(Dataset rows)
— Begin —

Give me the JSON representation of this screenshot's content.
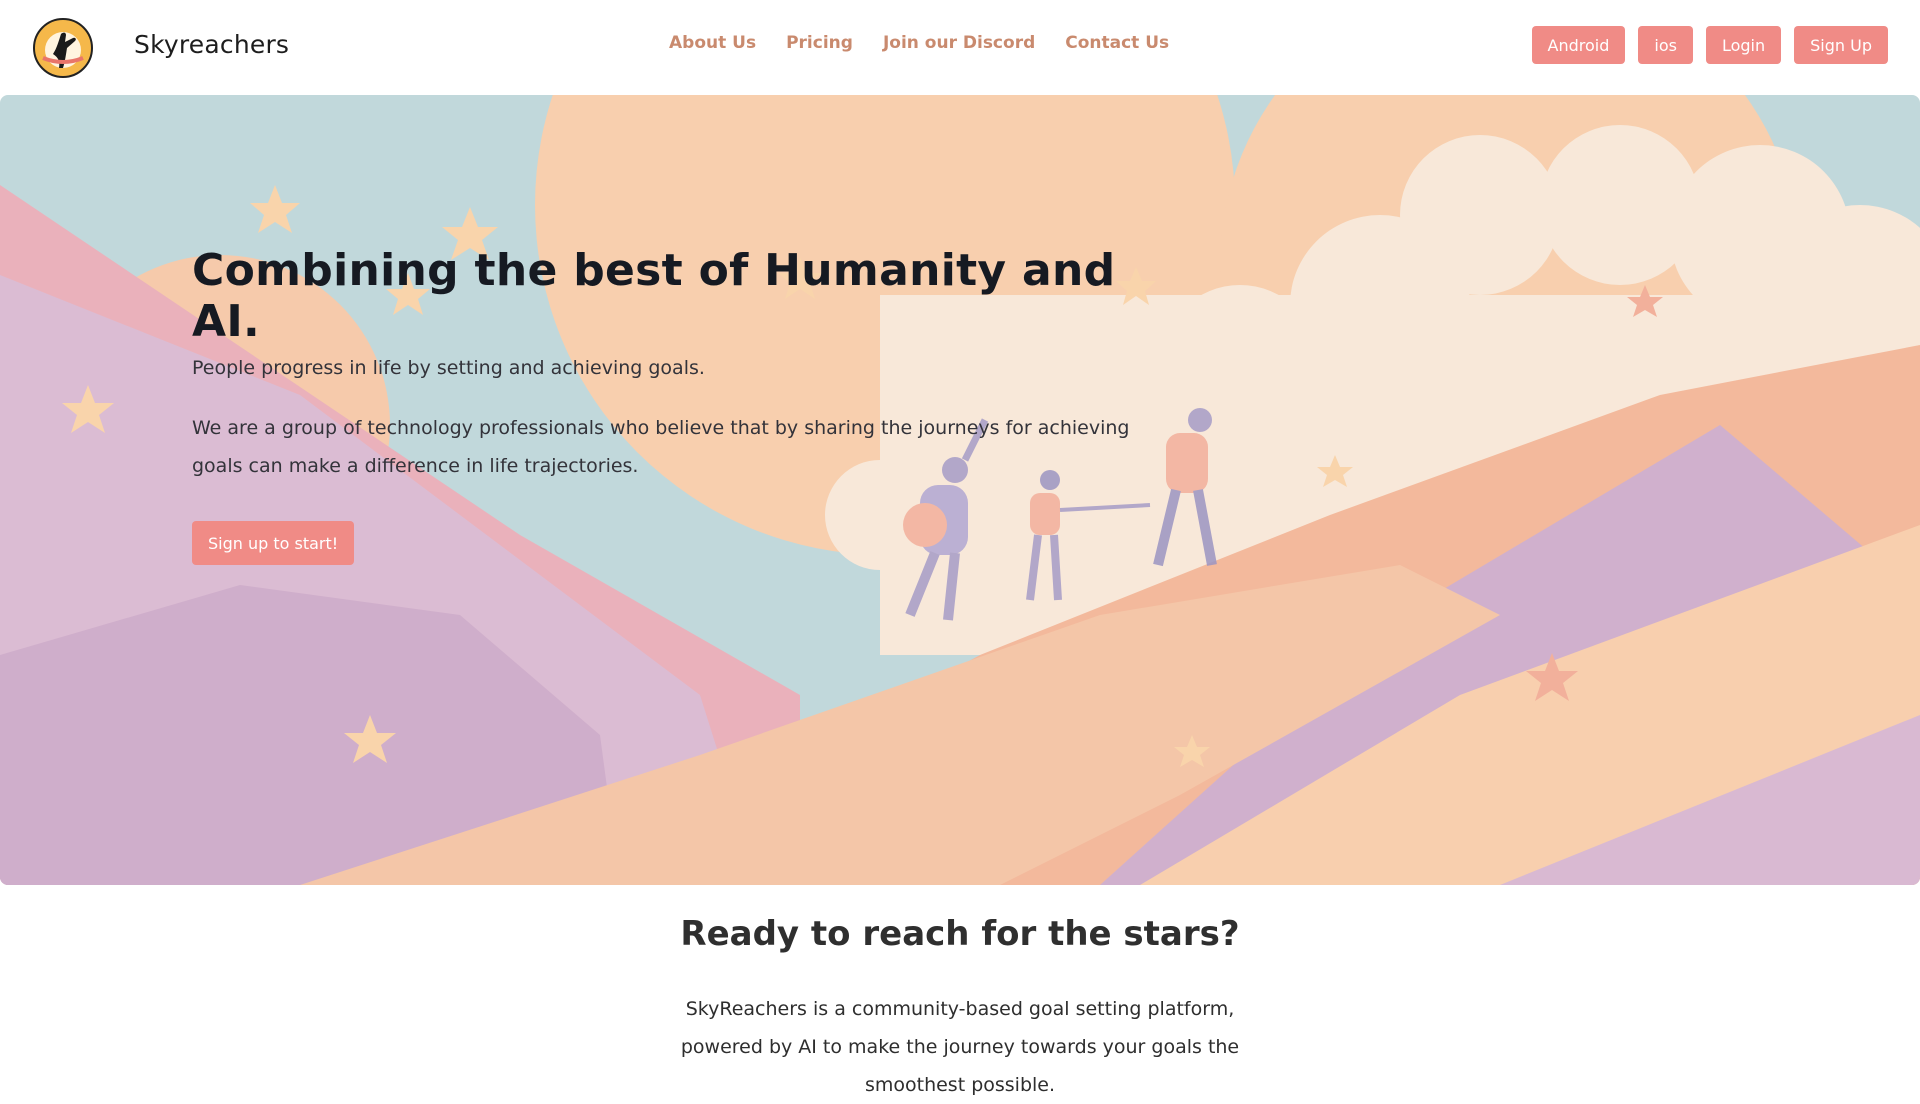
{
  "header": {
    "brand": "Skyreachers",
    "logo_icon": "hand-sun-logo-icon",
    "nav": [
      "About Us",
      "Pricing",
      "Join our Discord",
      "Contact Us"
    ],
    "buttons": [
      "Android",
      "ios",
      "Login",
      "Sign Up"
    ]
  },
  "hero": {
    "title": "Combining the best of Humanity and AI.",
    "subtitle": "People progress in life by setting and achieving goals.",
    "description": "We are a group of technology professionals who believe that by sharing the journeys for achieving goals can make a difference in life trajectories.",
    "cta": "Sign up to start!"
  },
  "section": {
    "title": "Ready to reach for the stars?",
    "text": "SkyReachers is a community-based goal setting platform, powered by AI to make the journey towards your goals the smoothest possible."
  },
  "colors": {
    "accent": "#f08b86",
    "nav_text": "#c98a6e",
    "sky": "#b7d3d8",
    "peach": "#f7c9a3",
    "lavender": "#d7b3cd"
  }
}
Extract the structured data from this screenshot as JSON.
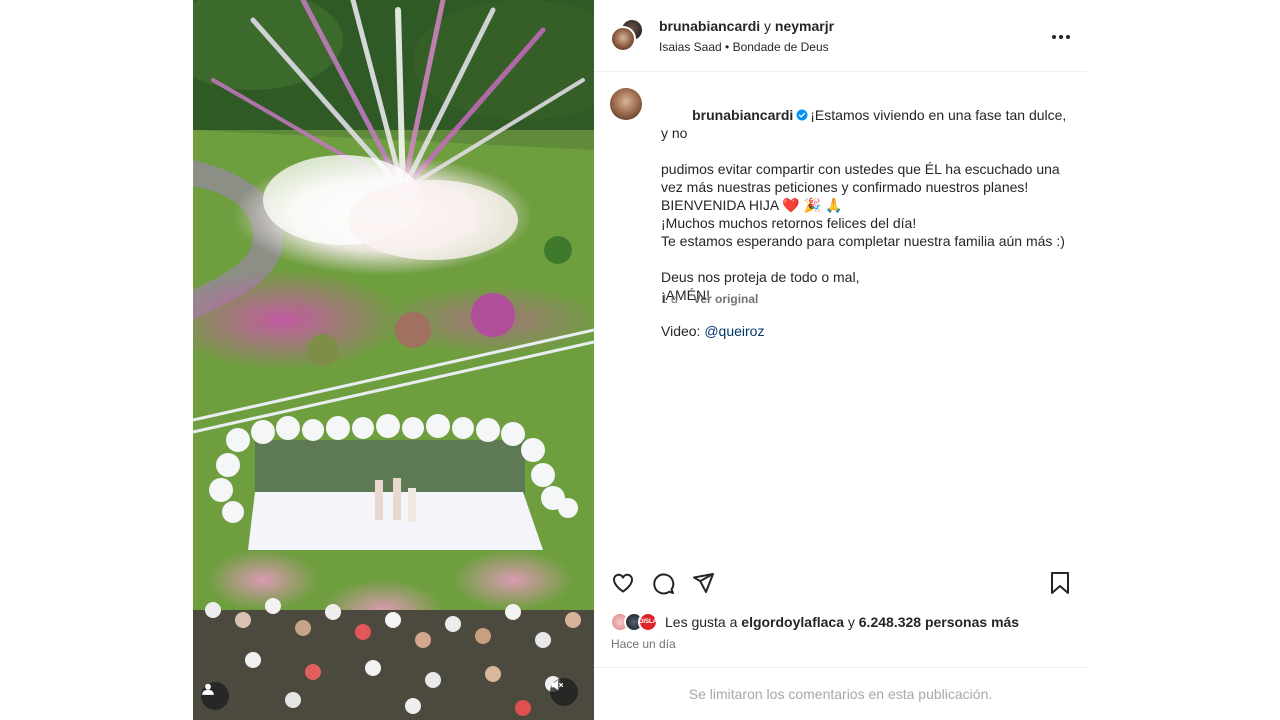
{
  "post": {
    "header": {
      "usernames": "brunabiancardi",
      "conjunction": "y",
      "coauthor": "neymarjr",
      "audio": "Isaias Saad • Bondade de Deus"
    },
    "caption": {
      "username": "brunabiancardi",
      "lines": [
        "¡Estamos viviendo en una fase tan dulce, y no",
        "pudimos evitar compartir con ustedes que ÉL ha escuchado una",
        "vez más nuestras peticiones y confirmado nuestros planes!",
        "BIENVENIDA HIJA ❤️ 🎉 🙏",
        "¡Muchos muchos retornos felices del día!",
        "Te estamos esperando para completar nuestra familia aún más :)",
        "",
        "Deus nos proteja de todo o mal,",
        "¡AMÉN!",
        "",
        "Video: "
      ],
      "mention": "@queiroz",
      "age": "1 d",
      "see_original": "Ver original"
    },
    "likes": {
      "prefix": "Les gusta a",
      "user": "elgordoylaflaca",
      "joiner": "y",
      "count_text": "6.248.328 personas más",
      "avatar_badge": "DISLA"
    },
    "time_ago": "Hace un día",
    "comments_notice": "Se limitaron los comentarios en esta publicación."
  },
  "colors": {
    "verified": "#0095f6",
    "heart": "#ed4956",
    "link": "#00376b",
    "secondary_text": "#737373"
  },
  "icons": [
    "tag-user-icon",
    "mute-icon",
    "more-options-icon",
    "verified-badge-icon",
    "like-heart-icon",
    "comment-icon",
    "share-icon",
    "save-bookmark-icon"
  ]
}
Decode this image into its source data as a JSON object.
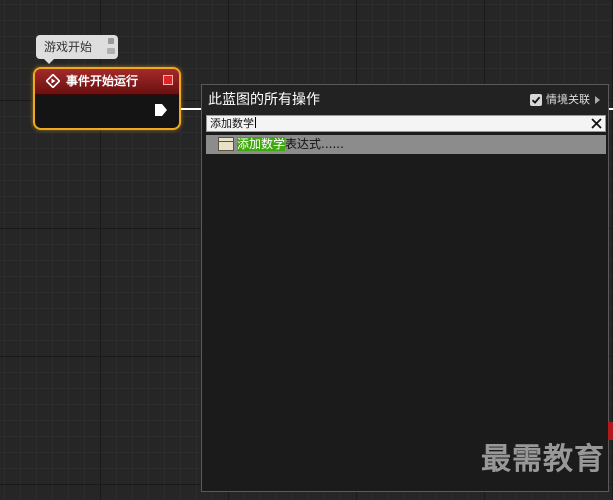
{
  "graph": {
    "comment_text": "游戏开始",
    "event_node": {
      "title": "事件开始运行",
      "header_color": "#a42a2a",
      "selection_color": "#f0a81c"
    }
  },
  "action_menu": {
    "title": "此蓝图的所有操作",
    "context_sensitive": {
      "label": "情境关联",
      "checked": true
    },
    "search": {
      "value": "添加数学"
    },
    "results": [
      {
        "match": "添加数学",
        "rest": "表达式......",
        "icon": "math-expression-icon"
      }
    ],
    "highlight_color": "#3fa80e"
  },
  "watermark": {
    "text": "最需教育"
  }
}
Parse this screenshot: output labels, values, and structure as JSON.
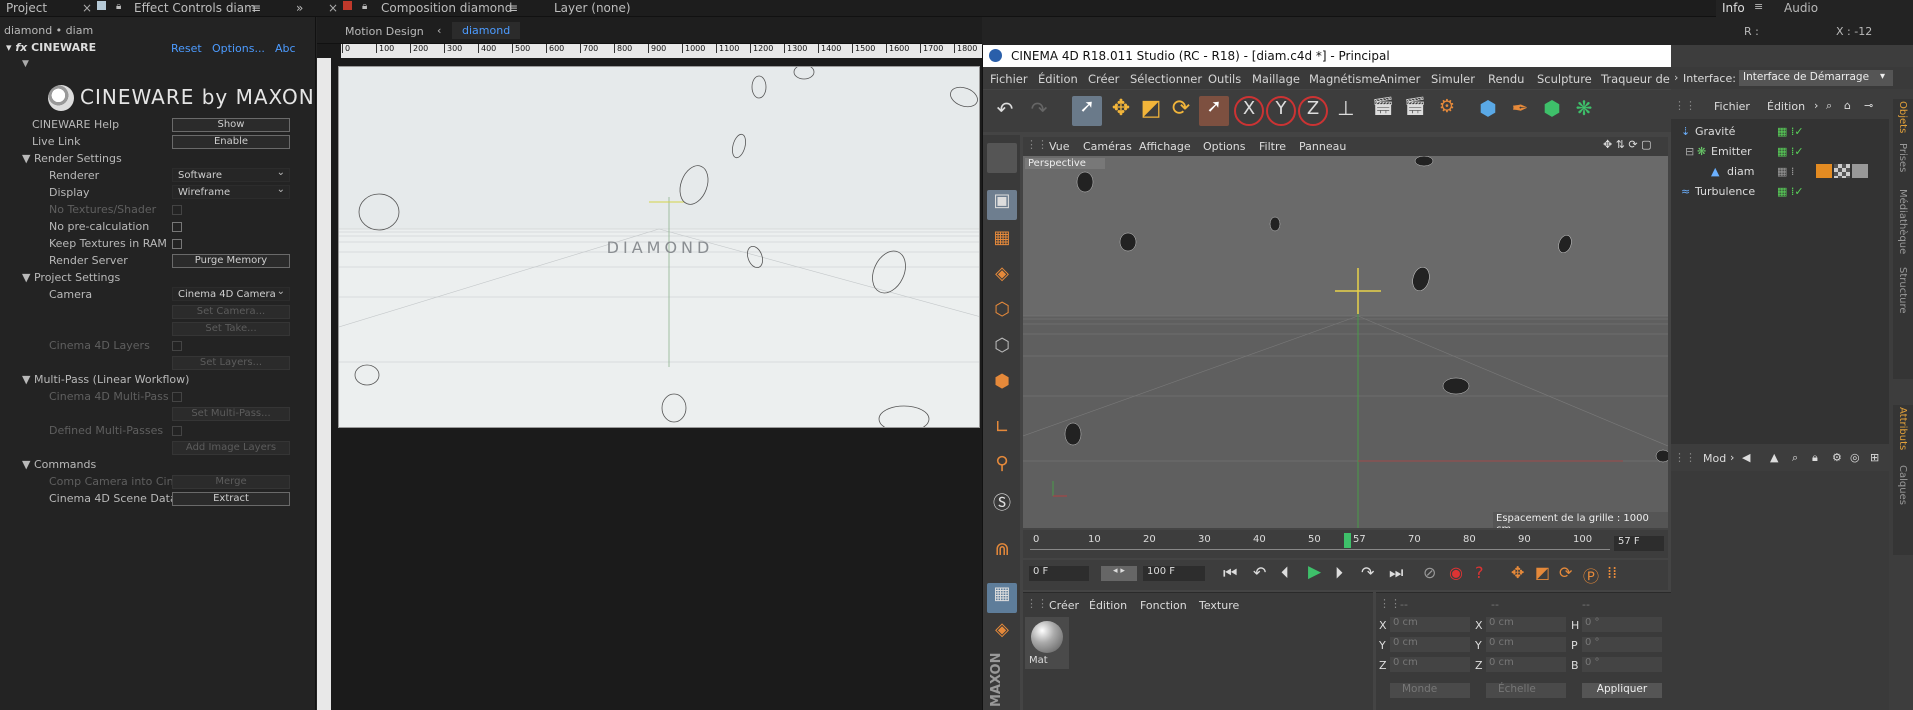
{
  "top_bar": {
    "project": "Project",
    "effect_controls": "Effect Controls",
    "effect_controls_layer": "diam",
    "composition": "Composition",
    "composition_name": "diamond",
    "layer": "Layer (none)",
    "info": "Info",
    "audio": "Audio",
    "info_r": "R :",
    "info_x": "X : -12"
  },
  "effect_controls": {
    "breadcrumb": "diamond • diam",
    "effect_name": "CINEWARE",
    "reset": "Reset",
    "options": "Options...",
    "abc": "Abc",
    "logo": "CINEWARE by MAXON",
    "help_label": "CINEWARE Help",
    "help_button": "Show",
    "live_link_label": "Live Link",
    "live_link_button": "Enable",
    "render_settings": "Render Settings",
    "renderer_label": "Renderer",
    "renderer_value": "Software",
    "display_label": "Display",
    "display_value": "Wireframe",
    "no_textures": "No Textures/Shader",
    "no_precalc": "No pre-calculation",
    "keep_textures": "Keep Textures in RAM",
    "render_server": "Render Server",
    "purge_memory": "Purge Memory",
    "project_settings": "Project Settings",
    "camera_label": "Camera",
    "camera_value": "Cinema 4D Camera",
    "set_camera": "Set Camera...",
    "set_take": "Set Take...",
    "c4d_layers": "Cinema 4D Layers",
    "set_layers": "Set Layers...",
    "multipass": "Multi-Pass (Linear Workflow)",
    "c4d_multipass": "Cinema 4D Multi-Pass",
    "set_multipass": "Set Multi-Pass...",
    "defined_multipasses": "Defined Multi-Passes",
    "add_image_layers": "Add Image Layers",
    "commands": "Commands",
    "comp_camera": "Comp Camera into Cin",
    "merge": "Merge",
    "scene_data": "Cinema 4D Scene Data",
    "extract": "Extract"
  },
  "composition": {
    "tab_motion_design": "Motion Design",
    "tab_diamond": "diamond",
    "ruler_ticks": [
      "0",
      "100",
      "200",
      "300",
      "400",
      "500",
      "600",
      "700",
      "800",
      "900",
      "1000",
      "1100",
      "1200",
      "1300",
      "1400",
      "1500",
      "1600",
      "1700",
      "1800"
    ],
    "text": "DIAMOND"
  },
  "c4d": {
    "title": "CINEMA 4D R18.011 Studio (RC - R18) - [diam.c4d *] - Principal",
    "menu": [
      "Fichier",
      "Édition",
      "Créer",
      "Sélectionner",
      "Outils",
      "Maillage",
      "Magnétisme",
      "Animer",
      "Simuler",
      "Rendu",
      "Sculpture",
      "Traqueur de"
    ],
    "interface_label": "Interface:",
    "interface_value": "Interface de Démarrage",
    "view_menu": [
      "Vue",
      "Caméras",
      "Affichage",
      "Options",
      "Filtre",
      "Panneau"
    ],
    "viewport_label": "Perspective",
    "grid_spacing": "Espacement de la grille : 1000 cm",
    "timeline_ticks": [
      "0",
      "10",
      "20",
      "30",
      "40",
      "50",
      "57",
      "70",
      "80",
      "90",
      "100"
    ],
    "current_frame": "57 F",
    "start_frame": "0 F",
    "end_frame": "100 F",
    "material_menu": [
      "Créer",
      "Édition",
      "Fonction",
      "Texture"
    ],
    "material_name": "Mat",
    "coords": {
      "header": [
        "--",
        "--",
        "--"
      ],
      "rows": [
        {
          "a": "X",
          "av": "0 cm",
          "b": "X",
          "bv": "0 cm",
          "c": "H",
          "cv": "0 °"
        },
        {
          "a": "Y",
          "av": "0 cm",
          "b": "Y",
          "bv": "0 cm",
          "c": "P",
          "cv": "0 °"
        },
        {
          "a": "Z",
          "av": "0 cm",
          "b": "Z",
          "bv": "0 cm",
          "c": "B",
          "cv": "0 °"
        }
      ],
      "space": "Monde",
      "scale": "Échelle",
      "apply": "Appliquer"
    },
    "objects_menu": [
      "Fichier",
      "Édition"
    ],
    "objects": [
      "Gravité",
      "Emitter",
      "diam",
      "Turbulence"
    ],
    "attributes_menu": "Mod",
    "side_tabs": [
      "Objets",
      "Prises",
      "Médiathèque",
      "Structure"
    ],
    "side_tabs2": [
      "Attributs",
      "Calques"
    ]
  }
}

— End —

» **Task to complete**:
All the lines above are to be reproduced exactly, except the pictures.

» **Task solution**:
Give me the JSON representation of this screenshot's content.
{
  "header": {
    "brand": "Skyreachers",
    "logo_icon": "hand-sun-logo-icon",
    "nav": [
      "About Us",
      "Pricing",
      "Join our Discord",
      "Contact Us"
    ],
    "buttons": [
      "Android",
      "ios",
      "Login",
      "Sign Up"
    ]
  },
  "hero": {
    "title": "Combining the best of Humanity and AI.",
    "subtitle": "People progress in life by setting and achieving goals.",
    "description": "We are a group of technology professionals who believe that by sharing the journeys for achieving goals can make a difference in life trajectories.",
    "cta": "Sign up to start!"
  },
  "section": {
    "title": "Ready to reach for the stars?",
    "text": "SkyReachers is a community-based goal setting platform, powered by AI to make the journey towards your goals the smoothest possible."
  },
  "colors": {
    "accent": "#f08b86",
    "nav_text": "#c98a6e",
    "sky": "#b7d3d8",
    "peach": "#f7c9a3",
    "lavender": "#d7b3cd"
  }
}
Extract the structured data from this screenshot as JSON.
{
  "post": {
    "header": {
      "usernames": "brunabiancardi",
      "conjunction": "y",
      "coauthor": "neymarjr",
      "audio": "Isaias Saad • Bondade de Deus"
    },
    "caption": {
      "username": "brunabiancardi",
      "lines": [
        "¡Estamos viviendo en una fase tan dulce, y no",
        "pudimos evitar compartir con ustedes que ÉL ha escuchado una",
        "vez más nuestras peticiones y confirmado nuestros planes!",
        "BIENVENIDA HIJA ❤️ 🎉 🙏",
        "¡Muchos muchos retornos felices del día!",
        "Te estamos esperando para completar nuestra familia aún más :)",
        "",
        "Deus nos proteja de todo o mal,",
        "¡AMÉN!",
        "",
        "Video: "
      ],
      "mention": "@queiroz",
      "age": "1 d",
      "see_original": "Ver original"
    },
    "likes": {
      "prefix": "Les gusta a",
      "user": "elgordoylaflaca",
      "joiner": "y",
      "count_text": "6.248.328 personas más",
      "avatar_badge": "DISLA"
    },
    "time_ago": "Hace un día",
    "comments_notice": "Se limitaron los comentarios en esta publicación."
  },
  "colors": {
    "verified": "#0095f6",
    "heart": "#ed4956",
    "link": "#00376b",
    "secondary_text": "#737373"
  },
  "icons": [
    "tag-user-icon",
    "mute-icon",
    "more-options-icon",
    "verified-badge-icon",
    "like-heart-icon",
    "comment-icon",
    "share-icon",
    "save-bookmark-icon"
  ]
}
Decode this image into its source data as a JSON object.
{
  "graph": {
    "comment_text": "游戏开始",
    "event_node": {
      "title": "事件开始运行",
      "header_color": "#a42a2a",
      "selection_color": "#f0a81c"
    }
  },
  "action_menu": {
    "title": "此蓝图的所有操作",
    "context_sensitive": {
      "label": "情境关联",
      "checked": true
    },
    "search": {
      "value": "添加数学"
    },
    "results": [
      {
        "match": "添加数学",
        "rest": "表达式......",
        "icon": "math-expression-icon"
      }
    ],
    "highlight_color": "#3fa80e"
  },
  "watermark": {
    "text": "最需教育"
  }
}
Parse this screenshot: output labels, values, and structure as JSON.
{
  "top_bar": {
    "project": "Project",
    "effect_controls": "Effect Controls",
    "effect_controls_layer": "diam",
    "composition": "Composition",
    "composition_name": "diamond",
    "layer": "Layer (none)",
    "info": "Info",
    "audio": "Audio",
    "info_r": "R :",
    "info_x": "X : -12"
  },
  "effect_controls": {
    "breadcrumb": "diamond • diam",
    "effect_name": "CINEWARE",
    "reset": "Reset",
    "options": "Options...",
    "abc": "Abc",
    "logo": "CINEWARE by MAXON",
    "help_label": "CINEWARE Help",
    "help_button": "Show",
    "live_link_label": "Live Link",
    "live_link_button": "Enable",
    "render_settings": "Render Settings",
    "renderer_label": "Renderer",
    "renderer_value": "Software",
    "display_label": "Display",
    "display_value": "Wireframe",
    "no_textures": "No Textures/Shader",
    "no_precalc": "No pre-calculation",
    "keep_textures": "Keep Textures in RAM",
    "render_server": "Render Server",
    "purge_memory": "Purge Memory",
    "project_settings": "Project Settings",
    "camera_label": "Camera",
    "camera_value": "Cinema 4D Camera",
    "set_camera": "Set Camera...",
    "set_take": "Set Take...",
    "c4d_layers": "Cinema 4D Layers",
    "set_layers": "Set Layers...",
    "multipass": "Multi-Pass (Linear Workflow)",
    "c4d_multipass": "Cinema 4D Multi-Pass",
    "set_multipass": "Set Multi-Pass...",
    "defined_multipasses": "Defined Multi-Passes",
    "add_image_layers": "Add Image Layers",
    "commands": "Commands",
    "comp_camera": "Comp Camera into Cin",
    "merge": "Merge",
    "scene_data": "Cinema 4D Scene Data",
    "extract": "Extract"
  },
  "composition": {
    "tab_motion_design": "Motion Design",
    "tab_diamond": "diamond",
    "ruler_ticks": [
      "0",
      "100",
      "200",
      "300",
      "400",
      "500",
      "600",
      "700",
      "800",
      "900",
      "1000",
      "1100",
      "1200",
      "1300",
      "1400",
      "1500",
      "1600",
      "1700",
      "1800"
    ],
    "text": "DIAMOND"
  },
  "c4d": {
    "title": "CINEMA 4D R18.011 Studio (RC - R18) - [diam.c4d *] - Principal",
    "menu": [
      "Fichier",
      "Édition",
      "Créer",
      "Sélectionner",
      "Outils",
      "Maillage",
      "Magnétisme",
      "Animer",
      "Simuler",
      "Rendu",
      "Sculpture",
      "Traqueur de"
    ],
    "interface_label": "Interface:",
    "interface_value": "Interface de Démarrage",
    "view_menu": [
      "Vue",
      "Caméras",
      "Affichage",
      "Options",
      "Filtre",
      "Panneau"
    ],
    "viewport_label": "Perspective",
    "grid_spacing": "Espacement de la grille : 1000 cm",
    "timeline_ticks": [
      "0",
      "10",
      "20",
      "30",
      "40",
      "50",
      "57",
      "70",
      "80",
      "90",
      "100"
    ],
    "current_frame": "57 F",
    "start_frame": "0 F",
    "end_frame": "100 F",
    "material_menu": [
      "Créer",
      "Édition",
      "Fonction",
      "Texture"
    ],
    "material_name": "Mat",
    "coords": {
      "header": [
        "--",
        "--",
        "--"
      ],
      "rows": [
        {
          "a": "X",
          "av": "0 cm",
          "b": "X",
          "bv": "0 cm",
          "c": "H",
          "cv": "0 °"
        },
        {
          "a": "Y",
          "av": "0 cm",
          "b": "Y",
          "bv": "0 cm",
          "c": "P",
          "cv": "0 °"
        },
        {
          "a": "Z",
          "av": "0 cm",
          "b": "Z",
          "bv": "0 cm",
          "c": "B",
          "cv": "0 °"
        }
      ],
      "space": "Monde",
      "scale": "Échelle",
      "apply": "Appliquer"
    },
    "objects_menu": [
      "Fichier",
      "Édition"
    ],
    "objects": [
      "Gravité",
      "Emitter",
      "diam",
      "Turbulence"
    ],
    "attributes_menu": "Mod",
    "side_tabs": [
      "Objets",
      "Prises",
      "Médiathèque",
      "Structure"
    ],
    "side_tabs2": [
      "Attributs",
      "Calques"
    ]
  }
}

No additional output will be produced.